CHALLENGE — Find every line of the listing below where "случай" appears, and copy it.

*****

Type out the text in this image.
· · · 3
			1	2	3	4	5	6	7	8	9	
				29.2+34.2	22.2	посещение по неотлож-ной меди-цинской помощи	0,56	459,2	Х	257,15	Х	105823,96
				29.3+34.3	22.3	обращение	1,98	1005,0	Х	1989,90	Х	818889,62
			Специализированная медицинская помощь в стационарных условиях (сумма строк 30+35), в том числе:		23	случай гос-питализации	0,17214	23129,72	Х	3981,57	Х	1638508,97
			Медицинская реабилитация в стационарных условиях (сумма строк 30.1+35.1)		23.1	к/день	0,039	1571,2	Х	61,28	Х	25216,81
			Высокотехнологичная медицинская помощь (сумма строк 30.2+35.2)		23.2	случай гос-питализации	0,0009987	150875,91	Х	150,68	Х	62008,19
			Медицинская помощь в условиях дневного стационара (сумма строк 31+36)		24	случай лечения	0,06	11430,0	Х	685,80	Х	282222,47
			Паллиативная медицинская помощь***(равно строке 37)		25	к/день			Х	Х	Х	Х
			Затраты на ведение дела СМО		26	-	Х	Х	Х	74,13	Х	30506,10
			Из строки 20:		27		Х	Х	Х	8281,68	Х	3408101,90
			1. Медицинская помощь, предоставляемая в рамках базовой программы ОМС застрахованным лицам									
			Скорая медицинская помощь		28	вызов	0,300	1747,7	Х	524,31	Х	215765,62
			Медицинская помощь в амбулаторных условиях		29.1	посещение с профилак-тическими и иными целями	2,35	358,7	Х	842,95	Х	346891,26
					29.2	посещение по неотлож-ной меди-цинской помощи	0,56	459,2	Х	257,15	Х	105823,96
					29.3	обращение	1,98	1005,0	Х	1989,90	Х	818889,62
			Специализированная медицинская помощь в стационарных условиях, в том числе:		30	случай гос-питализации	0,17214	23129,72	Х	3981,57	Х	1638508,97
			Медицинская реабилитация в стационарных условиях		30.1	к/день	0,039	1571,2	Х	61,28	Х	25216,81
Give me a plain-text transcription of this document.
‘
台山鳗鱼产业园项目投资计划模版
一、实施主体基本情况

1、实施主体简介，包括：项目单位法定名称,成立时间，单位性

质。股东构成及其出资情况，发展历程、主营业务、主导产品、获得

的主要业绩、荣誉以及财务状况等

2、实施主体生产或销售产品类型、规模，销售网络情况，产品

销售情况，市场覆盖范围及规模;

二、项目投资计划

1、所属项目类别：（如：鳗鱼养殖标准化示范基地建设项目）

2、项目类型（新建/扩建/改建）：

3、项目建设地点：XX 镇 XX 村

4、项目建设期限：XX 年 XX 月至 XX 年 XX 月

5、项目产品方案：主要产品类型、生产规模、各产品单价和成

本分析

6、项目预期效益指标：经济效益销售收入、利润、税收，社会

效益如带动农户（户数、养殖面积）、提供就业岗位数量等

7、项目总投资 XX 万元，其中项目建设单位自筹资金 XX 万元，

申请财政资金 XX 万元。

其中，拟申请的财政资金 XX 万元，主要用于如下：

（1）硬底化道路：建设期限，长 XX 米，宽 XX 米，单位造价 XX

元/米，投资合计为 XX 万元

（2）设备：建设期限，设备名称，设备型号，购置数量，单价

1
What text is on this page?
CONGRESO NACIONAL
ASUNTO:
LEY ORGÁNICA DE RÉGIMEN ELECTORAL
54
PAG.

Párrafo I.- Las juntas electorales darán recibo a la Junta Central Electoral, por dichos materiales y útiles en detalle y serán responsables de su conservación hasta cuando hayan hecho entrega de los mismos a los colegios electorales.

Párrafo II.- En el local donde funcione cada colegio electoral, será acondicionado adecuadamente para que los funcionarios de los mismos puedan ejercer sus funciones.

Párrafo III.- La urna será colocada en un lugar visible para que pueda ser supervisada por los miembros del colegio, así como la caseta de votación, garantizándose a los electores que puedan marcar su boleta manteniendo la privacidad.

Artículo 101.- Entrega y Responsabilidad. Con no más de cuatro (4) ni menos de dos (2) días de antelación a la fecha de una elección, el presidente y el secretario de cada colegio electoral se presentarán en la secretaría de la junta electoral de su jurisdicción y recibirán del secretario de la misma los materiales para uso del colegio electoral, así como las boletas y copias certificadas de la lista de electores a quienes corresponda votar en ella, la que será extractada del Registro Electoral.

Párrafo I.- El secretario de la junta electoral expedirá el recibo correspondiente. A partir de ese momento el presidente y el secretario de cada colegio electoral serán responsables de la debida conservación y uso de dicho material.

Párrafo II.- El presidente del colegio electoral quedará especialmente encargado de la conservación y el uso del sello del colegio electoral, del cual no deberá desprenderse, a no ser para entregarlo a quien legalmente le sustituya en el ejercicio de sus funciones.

*****

ANSWER FOR THIS EXERCISE —
			Специализированная медицинская помощь в стационарных условиях (сумма строк 30+35), в том числе:		23	случай гос-питализации	0,17214	23129,72	Х	3981,57	Х	1638508,97
			Высокотехнологичная медицинская помощь (сумма строк 30.2+35.2)		23.2	случай гос-питализации	0,0009987	150875,91	Х	150,68	Х	62008,19
			Медицинская помощь в условиях дневного стационара (сумма строк 31+36)		24	случай лечения	0,06	11430,0	Х	685,80	Х	282222,47
			Специализированная медицинская помощь в стационарных условиях, в том числе:		30	случай гос-питализации	0,17214	23129,72	Х	3981,57	Х	1638508,97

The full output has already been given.